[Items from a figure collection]
* start *

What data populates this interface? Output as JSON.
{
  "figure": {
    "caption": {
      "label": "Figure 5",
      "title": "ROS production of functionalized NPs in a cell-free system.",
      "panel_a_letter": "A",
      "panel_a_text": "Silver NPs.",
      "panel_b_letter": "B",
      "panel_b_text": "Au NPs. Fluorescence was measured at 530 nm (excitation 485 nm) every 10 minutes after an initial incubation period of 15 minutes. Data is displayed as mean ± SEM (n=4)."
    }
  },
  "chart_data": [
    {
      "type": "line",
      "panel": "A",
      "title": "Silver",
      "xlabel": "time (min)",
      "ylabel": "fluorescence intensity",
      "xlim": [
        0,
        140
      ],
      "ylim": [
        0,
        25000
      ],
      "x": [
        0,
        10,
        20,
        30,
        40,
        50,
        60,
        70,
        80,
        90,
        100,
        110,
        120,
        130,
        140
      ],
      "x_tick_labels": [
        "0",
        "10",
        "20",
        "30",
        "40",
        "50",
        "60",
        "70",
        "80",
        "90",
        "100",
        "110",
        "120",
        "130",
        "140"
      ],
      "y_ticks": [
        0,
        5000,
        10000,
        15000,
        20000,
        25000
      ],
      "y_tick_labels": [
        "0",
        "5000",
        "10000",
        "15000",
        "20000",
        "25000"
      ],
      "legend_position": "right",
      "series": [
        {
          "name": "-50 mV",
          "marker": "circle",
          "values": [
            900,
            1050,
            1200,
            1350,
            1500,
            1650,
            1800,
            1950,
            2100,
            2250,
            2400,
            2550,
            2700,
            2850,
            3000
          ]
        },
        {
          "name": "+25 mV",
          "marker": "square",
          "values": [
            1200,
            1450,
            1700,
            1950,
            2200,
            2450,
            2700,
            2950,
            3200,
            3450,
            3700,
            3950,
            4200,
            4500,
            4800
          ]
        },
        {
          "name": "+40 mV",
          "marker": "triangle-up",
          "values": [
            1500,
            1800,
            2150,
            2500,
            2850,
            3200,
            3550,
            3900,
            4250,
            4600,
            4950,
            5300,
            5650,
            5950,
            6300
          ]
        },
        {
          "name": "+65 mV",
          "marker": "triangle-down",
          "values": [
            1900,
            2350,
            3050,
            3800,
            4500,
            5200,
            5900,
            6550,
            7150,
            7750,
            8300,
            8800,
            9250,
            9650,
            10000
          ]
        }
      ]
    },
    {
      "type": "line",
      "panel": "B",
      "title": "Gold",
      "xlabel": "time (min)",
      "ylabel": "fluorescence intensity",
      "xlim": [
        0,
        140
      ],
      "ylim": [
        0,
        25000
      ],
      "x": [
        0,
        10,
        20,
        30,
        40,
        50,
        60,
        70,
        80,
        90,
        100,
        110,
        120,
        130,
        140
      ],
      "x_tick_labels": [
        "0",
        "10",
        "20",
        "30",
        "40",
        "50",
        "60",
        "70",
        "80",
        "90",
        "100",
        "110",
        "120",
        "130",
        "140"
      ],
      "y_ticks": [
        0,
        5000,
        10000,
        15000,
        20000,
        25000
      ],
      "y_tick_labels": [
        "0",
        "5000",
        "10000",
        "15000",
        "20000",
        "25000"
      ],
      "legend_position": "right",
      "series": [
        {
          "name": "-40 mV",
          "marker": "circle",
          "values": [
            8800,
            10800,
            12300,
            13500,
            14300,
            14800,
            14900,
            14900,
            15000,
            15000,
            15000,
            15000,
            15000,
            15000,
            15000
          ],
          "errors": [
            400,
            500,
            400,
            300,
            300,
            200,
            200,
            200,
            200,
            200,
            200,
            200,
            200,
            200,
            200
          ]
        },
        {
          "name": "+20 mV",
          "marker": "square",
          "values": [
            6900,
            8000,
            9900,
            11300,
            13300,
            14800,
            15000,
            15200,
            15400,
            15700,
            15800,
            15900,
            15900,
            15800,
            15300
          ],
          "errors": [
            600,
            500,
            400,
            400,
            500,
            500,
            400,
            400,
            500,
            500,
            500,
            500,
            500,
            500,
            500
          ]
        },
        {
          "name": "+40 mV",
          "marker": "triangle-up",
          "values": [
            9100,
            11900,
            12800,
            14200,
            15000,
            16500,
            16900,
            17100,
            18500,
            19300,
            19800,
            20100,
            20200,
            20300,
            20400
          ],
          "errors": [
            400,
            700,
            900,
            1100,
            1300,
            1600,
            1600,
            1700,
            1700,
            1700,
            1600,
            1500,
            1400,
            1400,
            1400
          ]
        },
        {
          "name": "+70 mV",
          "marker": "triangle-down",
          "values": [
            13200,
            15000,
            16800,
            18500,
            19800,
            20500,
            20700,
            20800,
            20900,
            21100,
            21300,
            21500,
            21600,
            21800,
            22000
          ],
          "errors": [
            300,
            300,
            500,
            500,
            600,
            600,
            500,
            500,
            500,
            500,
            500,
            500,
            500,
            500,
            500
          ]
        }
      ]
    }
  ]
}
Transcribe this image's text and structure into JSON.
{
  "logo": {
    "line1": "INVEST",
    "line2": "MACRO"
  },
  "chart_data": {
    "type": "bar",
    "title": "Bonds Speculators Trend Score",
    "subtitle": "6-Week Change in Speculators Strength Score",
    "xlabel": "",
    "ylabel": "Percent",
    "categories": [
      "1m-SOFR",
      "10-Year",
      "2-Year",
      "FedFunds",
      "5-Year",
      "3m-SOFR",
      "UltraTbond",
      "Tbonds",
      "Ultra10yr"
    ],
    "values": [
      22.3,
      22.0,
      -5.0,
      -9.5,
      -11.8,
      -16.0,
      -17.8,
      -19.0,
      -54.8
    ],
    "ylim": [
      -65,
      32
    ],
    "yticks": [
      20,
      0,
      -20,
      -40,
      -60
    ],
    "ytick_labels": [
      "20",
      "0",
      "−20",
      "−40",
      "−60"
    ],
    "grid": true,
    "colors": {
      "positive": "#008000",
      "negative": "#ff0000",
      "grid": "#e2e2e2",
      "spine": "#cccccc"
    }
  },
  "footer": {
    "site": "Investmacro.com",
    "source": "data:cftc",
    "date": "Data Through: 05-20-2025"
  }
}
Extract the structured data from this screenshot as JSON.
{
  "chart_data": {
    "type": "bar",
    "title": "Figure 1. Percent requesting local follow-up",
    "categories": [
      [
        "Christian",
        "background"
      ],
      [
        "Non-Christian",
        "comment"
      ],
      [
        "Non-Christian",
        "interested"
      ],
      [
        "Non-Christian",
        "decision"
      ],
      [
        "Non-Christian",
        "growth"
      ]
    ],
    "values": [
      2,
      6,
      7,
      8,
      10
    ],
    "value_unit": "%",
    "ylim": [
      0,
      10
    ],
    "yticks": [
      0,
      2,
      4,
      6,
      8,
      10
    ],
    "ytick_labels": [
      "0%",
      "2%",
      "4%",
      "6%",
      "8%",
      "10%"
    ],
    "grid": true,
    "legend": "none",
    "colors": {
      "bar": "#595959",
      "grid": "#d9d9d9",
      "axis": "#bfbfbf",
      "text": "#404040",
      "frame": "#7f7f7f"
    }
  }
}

* end *

For each line in the data above that contains the string "this", extract the line.

What data populates this interface? Output as JSON.
Transcribe this image's text and structure into JSON.
Extract the structured data from this screenshot as JSON.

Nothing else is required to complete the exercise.